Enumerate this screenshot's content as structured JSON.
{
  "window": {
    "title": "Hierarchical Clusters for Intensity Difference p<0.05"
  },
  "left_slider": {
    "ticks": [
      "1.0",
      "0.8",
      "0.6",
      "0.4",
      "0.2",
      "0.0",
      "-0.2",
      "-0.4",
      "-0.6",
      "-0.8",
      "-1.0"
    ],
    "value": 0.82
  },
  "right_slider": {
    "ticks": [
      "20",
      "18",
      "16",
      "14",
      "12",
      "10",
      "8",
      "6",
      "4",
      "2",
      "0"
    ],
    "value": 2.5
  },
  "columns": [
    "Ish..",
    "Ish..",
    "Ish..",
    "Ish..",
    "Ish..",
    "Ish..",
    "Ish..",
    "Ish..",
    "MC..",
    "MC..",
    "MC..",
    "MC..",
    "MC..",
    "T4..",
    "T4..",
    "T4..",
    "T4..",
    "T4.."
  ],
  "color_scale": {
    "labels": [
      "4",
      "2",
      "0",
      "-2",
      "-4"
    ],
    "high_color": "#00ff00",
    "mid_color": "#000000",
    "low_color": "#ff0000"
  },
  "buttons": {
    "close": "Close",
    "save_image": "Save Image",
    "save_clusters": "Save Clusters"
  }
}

---

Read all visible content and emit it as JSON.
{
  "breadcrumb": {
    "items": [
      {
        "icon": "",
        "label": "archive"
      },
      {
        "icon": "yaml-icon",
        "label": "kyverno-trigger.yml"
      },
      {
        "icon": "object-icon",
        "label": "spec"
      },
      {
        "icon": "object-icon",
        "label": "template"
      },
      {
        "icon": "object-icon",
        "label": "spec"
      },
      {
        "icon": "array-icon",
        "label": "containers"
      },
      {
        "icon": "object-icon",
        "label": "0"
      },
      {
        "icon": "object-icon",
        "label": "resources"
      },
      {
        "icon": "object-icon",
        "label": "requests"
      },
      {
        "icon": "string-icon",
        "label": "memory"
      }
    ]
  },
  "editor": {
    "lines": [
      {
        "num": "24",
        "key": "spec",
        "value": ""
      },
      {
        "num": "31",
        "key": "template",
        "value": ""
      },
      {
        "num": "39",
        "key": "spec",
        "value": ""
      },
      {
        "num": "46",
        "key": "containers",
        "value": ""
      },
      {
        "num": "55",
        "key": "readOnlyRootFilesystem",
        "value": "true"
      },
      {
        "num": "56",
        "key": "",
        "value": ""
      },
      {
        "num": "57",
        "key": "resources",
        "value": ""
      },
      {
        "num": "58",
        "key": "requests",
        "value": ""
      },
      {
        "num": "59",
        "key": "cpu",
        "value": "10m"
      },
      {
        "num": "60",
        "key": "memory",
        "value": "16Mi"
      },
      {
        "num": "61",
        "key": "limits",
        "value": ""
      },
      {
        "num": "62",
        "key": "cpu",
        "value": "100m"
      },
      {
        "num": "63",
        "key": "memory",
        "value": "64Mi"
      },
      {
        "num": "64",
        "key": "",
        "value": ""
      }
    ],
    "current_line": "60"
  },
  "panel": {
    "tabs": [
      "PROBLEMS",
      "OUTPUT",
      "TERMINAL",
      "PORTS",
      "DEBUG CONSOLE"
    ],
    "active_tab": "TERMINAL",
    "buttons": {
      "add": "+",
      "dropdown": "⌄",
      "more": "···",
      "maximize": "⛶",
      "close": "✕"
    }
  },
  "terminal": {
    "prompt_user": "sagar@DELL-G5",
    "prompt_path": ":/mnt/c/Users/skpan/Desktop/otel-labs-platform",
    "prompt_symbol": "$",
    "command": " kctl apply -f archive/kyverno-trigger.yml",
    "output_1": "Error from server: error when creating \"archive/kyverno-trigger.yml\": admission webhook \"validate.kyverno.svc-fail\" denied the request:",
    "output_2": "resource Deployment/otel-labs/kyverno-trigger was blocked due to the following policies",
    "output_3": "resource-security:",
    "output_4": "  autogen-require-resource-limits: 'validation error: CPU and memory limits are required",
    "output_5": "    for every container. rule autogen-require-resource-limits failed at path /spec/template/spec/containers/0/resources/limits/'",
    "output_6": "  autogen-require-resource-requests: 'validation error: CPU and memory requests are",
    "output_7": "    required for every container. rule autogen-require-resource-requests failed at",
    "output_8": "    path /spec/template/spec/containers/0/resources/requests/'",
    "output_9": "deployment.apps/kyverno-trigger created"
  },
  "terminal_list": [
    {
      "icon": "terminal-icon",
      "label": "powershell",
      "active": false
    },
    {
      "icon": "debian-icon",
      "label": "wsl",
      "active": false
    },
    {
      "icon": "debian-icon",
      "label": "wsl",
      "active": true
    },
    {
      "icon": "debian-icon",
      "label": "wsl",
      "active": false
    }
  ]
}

#### [EXERCISE DESCRIPTION]
Go through the material and copy out every line with "archive" in it.

#### [WRITTEN RESPONSE]
        "label": "archive"
    "command": " kctl apply -f archive/kyverno-trigger.yml",
    "output_1": "Error from server: error when creating \"archive/kyverno-trigger.yml\": admission webhook \"validate.kyverno.svc-fail\" denied the request:",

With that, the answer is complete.